— Start EXERCISE MATERIALS —

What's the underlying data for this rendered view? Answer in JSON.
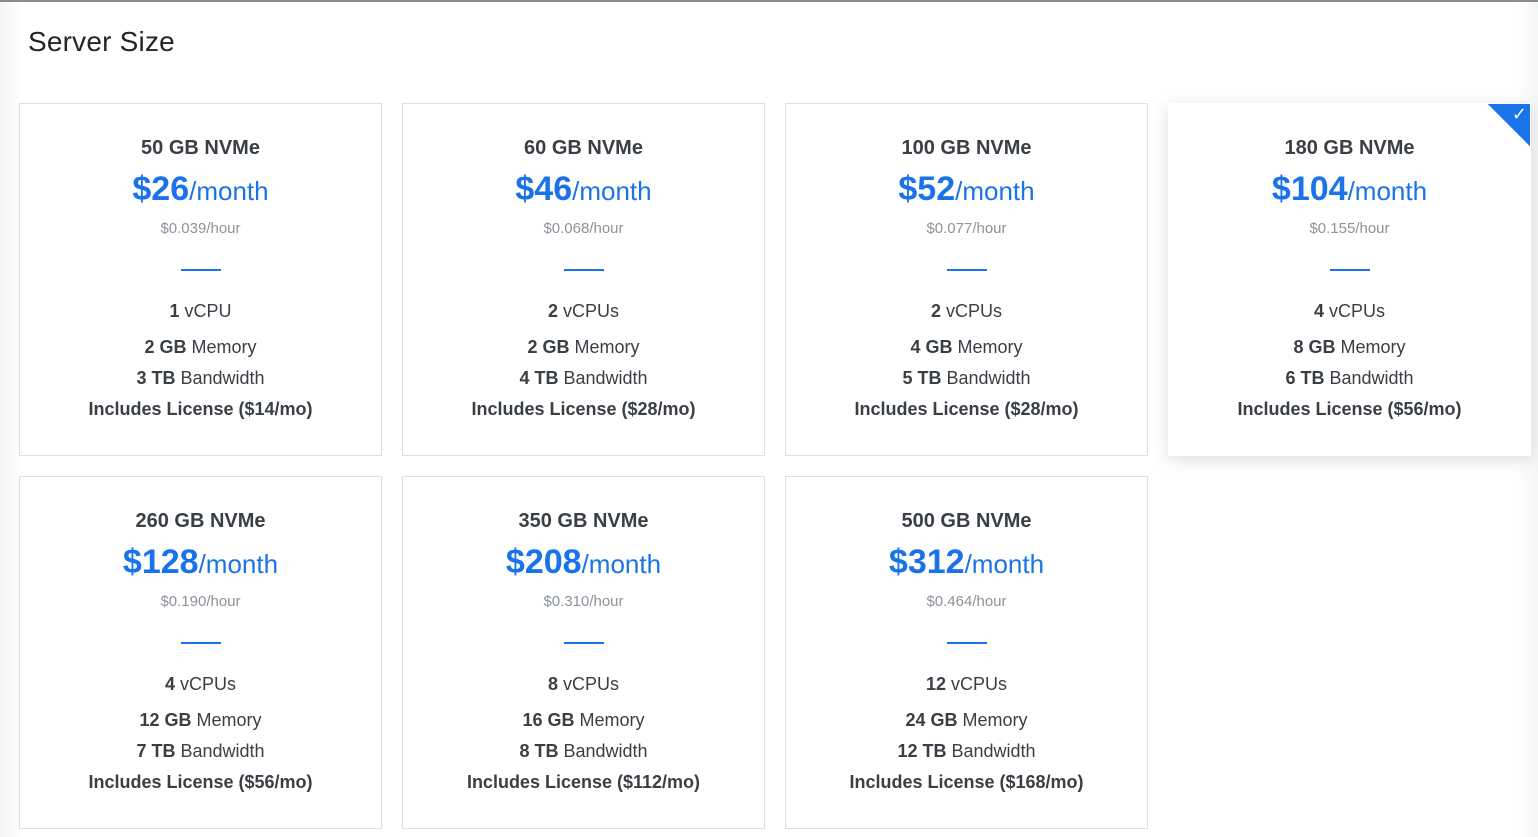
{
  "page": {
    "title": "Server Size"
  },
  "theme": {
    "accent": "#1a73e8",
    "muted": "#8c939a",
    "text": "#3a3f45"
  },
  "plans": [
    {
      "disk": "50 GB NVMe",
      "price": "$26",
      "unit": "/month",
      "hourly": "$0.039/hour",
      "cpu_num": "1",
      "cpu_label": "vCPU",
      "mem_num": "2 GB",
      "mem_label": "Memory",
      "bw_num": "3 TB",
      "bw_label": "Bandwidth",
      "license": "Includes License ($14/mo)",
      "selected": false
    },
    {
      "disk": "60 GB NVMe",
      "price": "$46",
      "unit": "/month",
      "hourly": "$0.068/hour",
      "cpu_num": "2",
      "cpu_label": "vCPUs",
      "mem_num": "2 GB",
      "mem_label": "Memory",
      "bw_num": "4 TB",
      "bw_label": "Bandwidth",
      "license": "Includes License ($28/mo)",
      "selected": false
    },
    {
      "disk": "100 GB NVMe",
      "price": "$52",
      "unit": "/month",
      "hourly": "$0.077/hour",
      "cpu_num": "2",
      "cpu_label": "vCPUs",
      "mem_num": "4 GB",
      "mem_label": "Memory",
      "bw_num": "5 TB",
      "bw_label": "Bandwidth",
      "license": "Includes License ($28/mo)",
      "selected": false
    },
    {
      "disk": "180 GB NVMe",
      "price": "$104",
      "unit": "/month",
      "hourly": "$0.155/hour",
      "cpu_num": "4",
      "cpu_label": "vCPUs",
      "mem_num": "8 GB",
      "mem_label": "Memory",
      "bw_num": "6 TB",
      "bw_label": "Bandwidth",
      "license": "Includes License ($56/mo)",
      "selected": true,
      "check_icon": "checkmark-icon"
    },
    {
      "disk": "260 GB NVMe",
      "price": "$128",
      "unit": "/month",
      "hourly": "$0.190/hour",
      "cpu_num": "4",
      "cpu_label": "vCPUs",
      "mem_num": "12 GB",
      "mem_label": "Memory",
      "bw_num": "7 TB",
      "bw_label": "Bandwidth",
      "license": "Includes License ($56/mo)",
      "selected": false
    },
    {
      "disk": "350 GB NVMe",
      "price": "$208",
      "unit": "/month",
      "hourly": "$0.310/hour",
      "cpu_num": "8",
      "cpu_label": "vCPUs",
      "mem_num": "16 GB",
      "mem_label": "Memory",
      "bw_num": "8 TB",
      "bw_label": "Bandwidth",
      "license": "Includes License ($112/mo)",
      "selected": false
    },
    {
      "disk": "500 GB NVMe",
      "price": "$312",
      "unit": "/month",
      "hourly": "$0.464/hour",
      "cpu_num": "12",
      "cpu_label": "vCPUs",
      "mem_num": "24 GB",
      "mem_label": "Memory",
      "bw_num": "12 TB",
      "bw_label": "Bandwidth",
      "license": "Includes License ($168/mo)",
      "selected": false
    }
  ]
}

— End EXERCISE MATERIALS —
— Start EXERCISE MATERIALS —

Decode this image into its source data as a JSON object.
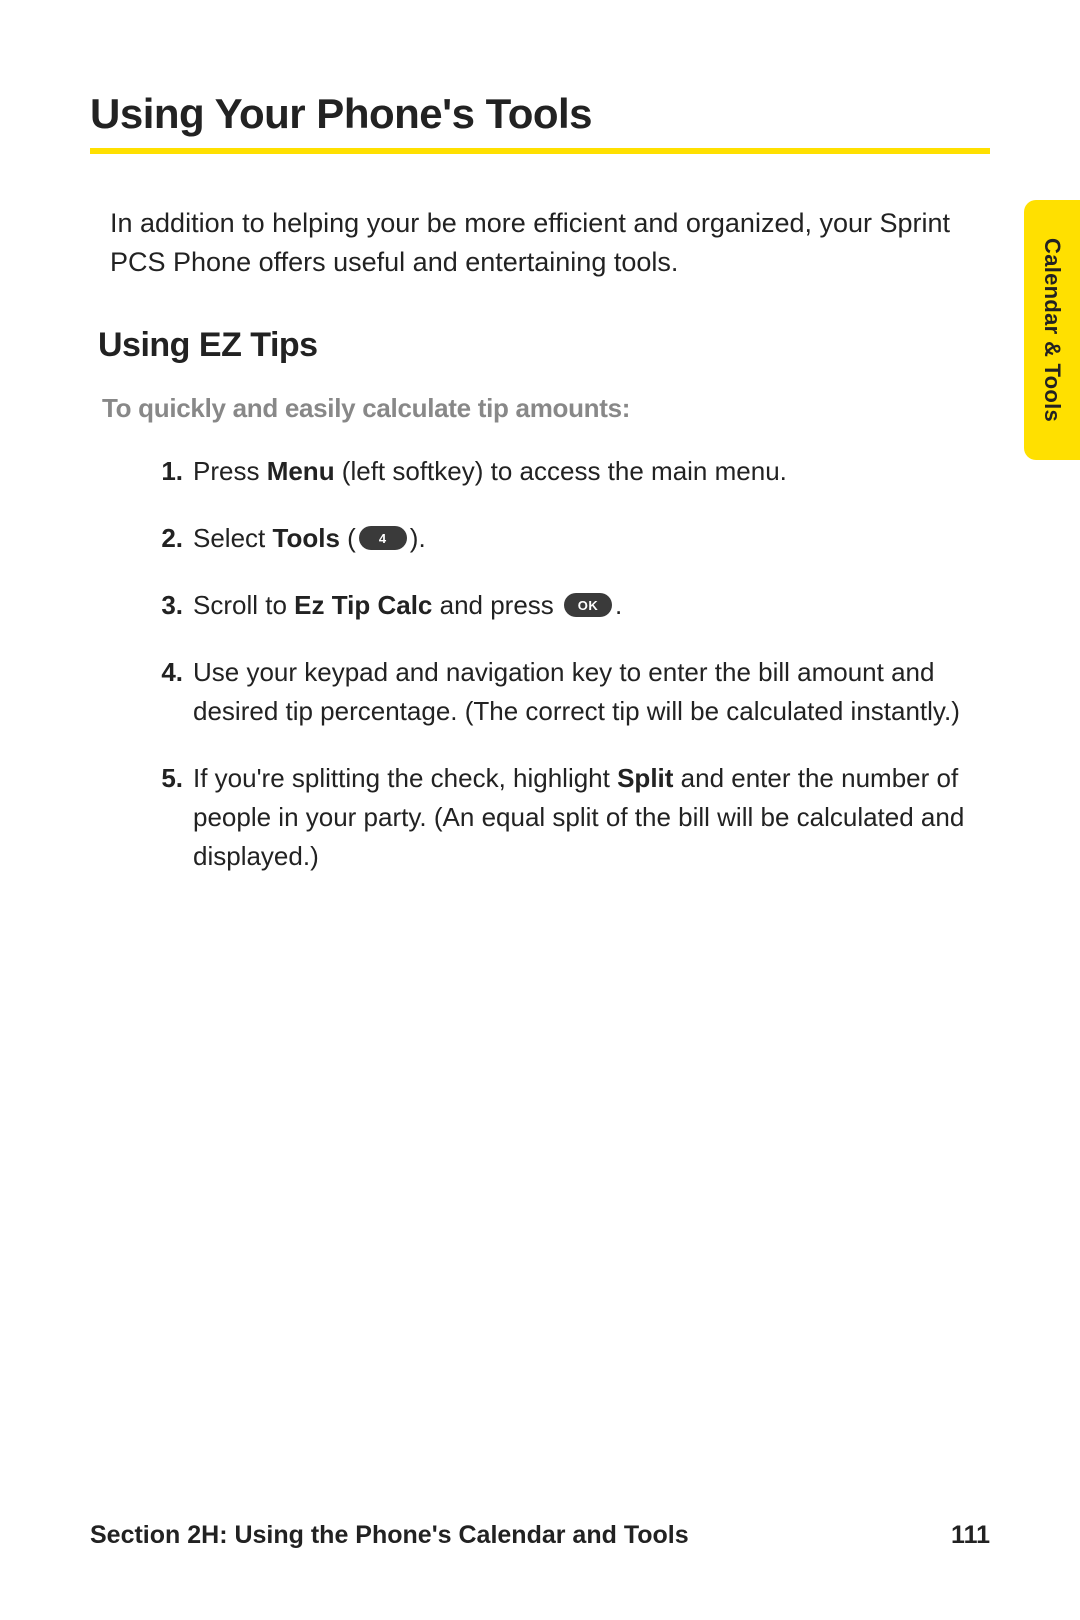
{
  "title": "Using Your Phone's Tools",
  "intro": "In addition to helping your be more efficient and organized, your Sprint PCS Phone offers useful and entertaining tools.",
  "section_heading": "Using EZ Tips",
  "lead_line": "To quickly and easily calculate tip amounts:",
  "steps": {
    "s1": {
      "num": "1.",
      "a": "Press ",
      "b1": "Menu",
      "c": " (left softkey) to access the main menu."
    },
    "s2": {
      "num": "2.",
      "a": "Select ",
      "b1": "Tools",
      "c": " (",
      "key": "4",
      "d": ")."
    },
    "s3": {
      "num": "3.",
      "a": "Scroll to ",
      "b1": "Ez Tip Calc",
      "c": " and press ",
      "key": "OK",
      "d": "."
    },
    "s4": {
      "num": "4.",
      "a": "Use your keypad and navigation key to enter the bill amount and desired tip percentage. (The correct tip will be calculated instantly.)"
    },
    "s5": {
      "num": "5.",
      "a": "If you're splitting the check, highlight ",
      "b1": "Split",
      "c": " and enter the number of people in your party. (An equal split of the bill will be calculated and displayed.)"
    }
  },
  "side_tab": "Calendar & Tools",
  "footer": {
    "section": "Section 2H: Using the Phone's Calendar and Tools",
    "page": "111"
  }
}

— End EXERCISE MATERIALS —

** TASK TO COMPLETE **
Each line that holds the word "Calendar" is to be copied.

** EXPECTED OUTPUT **
  "side_tab": "Calendar & Tools",
    "section": "Section 2H: Using the Phone's Calendar and Tools",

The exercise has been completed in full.